* SET TASK
Copy out lines with the word "JSON" from the material that follows.

Figure dataset records

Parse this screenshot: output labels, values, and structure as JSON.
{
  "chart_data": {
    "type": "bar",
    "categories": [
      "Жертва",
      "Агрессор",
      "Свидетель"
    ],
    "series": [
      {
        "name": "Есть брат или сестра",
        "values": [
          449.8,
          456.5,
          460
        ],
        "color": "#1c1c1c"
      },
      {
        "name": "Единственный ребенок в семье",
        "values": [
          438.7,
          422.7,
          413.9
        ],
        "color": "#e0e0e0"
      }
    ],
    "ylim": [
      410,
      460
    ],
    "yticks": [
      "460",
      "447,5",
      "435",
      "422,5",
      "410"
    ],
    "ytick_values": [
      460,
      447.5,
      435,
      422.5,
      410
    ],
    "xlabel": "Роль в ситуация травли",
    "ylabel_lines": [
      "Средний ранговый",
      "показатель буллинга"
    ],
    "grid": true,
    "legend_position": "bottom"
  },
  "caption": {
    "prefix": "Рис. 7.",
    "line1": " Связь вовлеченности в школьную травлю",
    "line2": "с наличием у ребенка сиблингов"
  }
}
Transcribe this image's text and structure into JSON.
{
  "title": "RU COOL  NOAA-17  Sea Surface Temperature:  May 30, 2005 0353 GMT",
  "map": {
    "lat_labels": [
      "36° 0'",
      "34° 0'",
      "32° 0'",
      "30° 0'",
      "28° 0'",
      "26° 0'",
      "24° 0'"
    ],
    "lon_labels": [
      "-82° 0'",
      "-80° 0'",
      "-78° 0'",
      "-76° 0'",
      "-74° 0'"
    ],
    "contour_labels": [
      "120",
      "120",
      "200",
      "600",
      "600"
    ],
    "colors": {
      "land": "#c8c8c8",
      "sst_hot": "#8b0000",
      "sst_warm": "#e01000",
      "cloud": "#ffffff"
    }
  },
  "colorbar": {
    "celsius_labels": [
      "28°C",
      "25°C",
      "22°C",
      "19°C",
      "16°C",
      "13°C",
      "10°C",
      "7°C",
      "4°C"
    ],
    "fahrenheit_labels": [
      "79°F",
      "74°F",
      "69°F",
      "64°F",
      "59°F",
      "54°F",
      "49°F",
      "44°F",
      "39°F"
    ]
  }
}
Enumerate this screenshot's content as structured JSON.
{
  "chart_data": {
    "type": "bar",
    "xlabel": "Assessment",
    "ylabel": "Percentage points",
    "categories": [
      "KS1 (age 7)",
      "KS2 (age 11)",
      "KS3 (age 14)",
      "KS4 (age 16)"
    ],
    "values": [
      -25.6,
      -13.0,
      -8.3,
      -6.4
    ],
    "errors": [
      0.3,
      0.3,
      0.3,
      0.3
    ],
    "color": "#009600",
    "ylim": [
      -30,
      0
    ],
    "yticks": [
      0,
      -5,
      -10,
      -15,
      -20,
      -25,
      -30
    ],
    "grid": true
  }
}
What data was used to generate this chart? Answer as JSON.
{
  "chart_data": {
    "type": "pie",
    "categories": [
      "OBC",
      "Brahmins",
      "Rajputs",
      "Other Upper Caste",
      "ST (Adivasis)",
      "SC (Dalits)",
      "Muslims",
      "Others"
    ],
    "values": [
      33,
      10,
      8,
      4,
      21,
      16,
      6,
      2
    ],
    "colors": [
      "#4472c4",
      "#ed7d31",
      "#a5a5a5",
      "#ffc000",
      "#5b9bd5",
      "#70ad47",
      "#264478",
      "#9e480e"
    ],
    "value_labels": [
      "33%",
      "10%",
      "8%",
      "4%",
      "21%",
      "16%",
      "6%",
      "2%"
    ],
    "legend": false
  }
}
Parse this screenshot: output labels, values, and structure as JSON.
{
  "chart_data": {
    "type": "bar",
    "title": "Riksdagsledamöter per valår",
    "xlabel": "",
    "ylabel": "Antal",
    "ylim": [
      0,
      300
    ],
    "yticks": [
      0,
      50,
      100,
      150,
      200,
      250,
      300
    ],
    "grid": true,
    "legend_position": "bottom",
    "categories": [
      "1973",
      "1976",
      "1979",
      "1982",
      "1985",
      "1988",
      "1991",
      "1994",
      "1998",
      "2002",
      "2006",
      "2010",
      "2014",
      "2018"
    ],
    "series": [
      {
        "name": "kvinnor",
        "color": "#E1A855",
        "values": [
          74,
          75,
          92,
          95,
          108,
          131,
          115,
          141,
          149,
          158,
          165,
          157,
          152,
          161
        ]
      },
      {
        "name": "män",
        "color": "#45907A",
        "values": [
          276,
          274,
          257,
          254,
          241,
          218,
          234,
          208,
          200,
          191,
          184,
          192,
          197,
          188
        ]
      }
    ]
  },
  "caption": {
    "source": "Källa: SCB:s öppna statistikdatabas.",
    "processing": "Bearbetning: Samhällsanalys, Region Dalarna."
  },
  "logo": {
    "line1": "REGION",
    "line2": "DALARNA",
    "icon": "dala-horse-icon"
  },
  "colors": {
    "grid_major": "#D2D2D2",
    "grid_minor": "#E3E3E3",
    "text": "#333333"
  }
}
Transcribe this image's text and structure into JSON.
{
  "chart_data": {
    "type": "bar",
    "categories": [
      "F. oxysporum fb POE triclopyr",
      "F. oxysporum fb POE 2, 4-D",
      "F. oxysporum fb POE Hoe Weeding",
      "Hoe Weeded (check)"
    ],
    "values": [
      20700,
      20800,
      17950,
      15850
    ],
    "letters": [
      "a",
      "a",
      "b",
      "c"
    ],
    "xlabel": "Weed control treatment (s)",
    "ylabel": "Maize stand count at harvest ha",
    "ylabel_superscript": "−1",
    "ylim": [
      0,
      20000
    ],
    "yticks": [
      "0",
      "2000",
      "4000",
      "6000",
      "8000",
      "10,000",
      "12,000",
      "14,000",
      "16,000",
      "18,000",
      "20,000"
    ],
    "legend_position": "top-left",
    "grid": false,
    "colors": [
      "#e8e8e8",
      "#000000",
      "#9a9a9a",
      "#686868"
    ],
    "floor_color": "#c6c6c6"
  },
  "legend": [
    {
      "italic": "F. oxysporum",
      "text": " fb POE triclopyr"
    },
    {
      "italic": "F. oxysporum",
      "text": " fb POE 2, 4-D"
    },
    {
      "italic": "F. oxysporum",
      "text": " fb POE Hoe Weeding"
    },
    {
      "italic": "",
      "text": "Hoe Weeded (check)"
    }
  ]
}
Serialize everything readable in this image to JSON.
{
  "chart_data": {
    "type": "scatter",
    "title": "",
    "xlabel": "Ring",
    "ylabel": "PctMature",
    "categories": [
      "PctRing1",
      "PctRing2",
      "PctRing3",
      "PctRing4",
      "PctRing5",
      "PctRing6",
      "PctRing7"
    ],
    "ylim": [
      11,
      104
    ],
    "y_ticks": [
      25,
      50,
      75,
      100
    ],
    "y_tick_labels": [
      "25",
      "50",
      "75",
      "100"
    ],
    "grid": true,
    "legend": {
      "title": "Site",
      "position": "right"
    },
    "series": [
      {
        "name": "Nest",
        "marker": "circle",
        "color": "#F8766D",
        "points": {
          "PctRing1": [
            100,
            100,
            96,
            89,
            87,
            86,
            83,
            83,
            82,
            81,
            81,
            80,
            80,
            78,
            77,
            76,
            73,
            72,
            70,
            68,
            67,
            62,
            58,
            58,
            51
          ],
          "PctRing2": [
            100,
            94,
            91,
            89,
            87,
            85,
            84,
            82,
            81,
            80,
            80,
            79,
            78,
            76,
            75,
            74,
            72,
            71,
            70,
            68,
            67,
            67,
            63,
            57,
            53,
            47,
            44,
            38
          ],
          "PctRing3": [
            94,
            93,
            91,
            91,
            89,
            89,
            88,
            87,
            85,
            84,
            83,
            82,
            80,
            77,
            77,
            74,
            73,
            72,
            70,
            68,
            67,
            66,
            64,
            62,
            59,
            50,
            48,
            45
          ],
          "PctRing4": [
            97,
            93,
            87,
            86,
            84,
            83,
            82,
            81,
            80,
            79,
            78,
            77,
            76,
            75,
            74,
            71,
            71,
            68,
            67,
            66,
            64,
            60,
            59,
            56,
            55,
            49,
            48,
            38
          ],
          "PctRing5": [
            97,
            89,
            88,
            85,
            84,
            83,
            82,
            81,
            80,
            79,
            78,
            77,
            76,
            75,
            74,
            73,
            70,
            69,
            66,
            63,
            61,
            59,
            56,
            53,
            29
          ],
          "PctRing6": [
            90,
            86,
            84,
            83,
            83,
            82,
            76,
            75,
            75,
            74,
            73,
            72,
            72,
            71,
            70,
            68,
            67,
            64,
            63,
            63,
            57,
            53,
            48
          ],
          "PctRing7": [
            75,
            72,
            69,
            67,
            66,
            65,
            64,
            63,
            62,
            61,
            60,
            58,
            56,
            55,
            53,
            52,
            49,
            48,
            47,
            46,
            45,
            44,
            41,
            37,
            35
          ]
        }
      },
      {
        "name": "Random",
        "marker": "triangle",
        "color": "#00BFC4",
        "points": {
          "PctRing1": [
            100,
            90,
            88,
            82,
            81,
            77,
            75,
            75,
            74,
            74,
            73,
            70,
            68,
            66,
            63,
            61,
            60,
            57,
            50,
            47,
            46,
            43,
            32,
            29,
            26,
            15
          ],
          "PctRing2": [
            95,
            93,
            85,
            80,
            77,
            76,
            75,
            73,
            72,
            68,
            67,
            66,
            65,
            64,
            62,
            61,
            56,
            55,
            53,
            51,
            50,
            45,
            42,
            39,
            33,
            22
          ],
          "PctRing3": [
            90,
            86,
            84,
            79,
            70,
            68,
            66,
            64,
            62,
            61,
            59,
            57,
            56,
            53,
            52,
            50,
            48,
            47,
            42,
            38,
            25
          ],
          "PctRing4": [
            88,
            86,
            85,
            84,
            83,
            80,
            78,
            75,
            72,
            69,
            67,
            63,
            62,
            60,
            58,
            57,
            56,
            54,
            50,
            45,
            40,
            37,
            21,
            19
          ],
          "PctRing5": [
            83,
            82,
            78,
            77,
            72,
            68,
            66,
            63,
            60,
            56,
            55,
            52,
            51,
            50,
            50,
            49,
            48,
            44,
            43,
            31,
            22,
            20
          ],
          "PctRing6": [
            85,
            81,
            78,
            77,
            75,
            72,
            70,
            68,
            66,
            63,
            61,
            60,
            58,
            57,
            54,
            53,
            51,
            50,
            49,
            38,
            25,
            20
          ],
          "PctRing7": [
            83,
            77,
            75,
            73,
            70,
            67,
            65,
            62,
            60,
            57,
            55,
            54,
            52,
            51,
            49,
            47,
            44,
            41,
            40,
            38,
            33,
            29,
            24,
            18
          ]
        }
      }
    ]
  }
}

* OUTPUT FOR THIS TASK
Parse this screenshot: output labels, values, and structure as JSON.
Transcribe this image's text and structure into JSON.
Enumerate this screenshot's content as structured JSON.
What data was used to generate this chart? Answer as JSON.
Parse this screenshot: output labels, values, and structure as JSON.
Transcribe this image's text and structure into JSON.
Serialize everything readable in this image to JSON.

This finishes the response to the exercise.